TASK OBJECTIVE:
For each line below that includes the string "more", show the whole line.

(DATA PROVIDED begins)

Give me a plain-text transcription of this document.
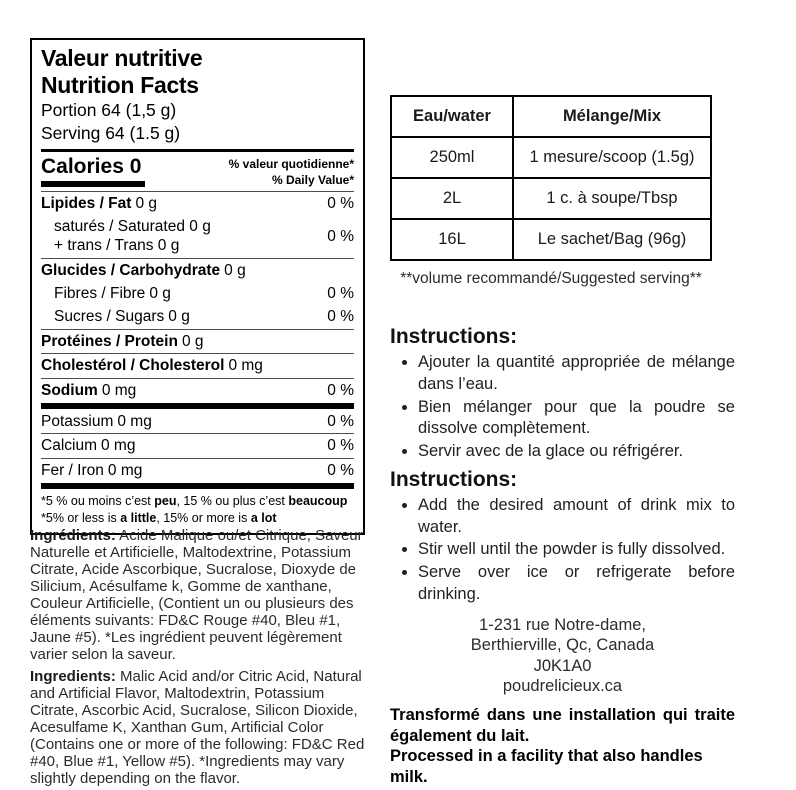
Valeur nutritive
Nutrition Facts
Portion 64 (1,5 g)
Serving 64 (1.5 g)
Calories 0	% valeur quotidienne*
% Daily Value*
Lipides / Fat 0 g	0 %
saturés / Saturated 0 g
+ trans / Trans 0 g
0 %
Glucides / Carbohydrate 0 g
Fibres / Fibre 0 g	0 %
Sucres / Sugars 0 g	0 %
Protéines / Protein 0 g
Cholestérol / Cholesterol 0 mg
Sodium 0 mg	0 %
Potassium 0 mg	0 %
Calcium 0 mg	0 %
Fer / Iron 0 mg	0 %
*5 % ou moins c’est peu, 15 % ou plus c’est beaucoup
*5% or less is a little, 15% or more is a lot

Ingrédients: Acide Malique ou/et Citrique, Saveur Naturelle et Artificielle, Maltodextrine, Potassium Citrate, Acide Ascorbique, Sucralose, Dioxyde de Silicium, Acésulfame k, Gomme de xanthane, Couleur Artificielle, (Contient un ou plusieurs des éléments suivants: FD&C Rouge #40, Bleu #1, Jaune #5). *Les ingrédient peuvent légèrement varier selon la saveur.

Ingredients: Malic Acid and/or Citric Acid, Natural and Artificial Flavor, Maltodextrin, Potassium Citrate, Ascorbic Acid, Sucralose, Silicon Dioxide, Acesulfame K, Xanthan Gum, Artificial Color (Contains one or more of the following: FD&C Red #40, Blue #1, Yellow #5). *Ingredients may vary slightly depending on the flavor.

Eau/water	Mélange/Mix
250ml	1 mesure/scoop (1.5g)
2L	1 c. à soupe/Tbsp
16L	Le sachet/Bag (96g)
**volume recommandé/Suggested serving**
Instructions:
• Ajouter la quantité appropriée de mélange dans l’eau.
• Bien mélanger pour que la poudre se dissolve complètement.
• Servir avec de la glace ou réfrigérer.
Instructions:
• Add the desired amount of drink mix to water.
• Stir well until the powder is fully dissolved.
• Serve over ice or refrigerate before drinking.
1-231 rue Notre-dame,
Berthierville, Qc, Canada
J0K1A0
poudrelicieux.ca
Transformé dans une installation qui traite également du lait.
Processed in a facility that also handles milk.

(DATA PROVIDED ends)

RESPONSE BOX:
*5% or less is a little, 15% or more is a lot
Ingredients: Malic Acid and/or Citric Acid, Natural and Artificial Flavor, Maltodextrin, Potassium Citrate, Ascorbic Acid, Sucralose, Silicon Dioxide, Acesulfame K, Xanthan Gum, Artificial Color (Contains one or more of the following: FD&C Red #40, Blue #1, Yellow #5). *Ingredients may vary slightly depending on the flavor.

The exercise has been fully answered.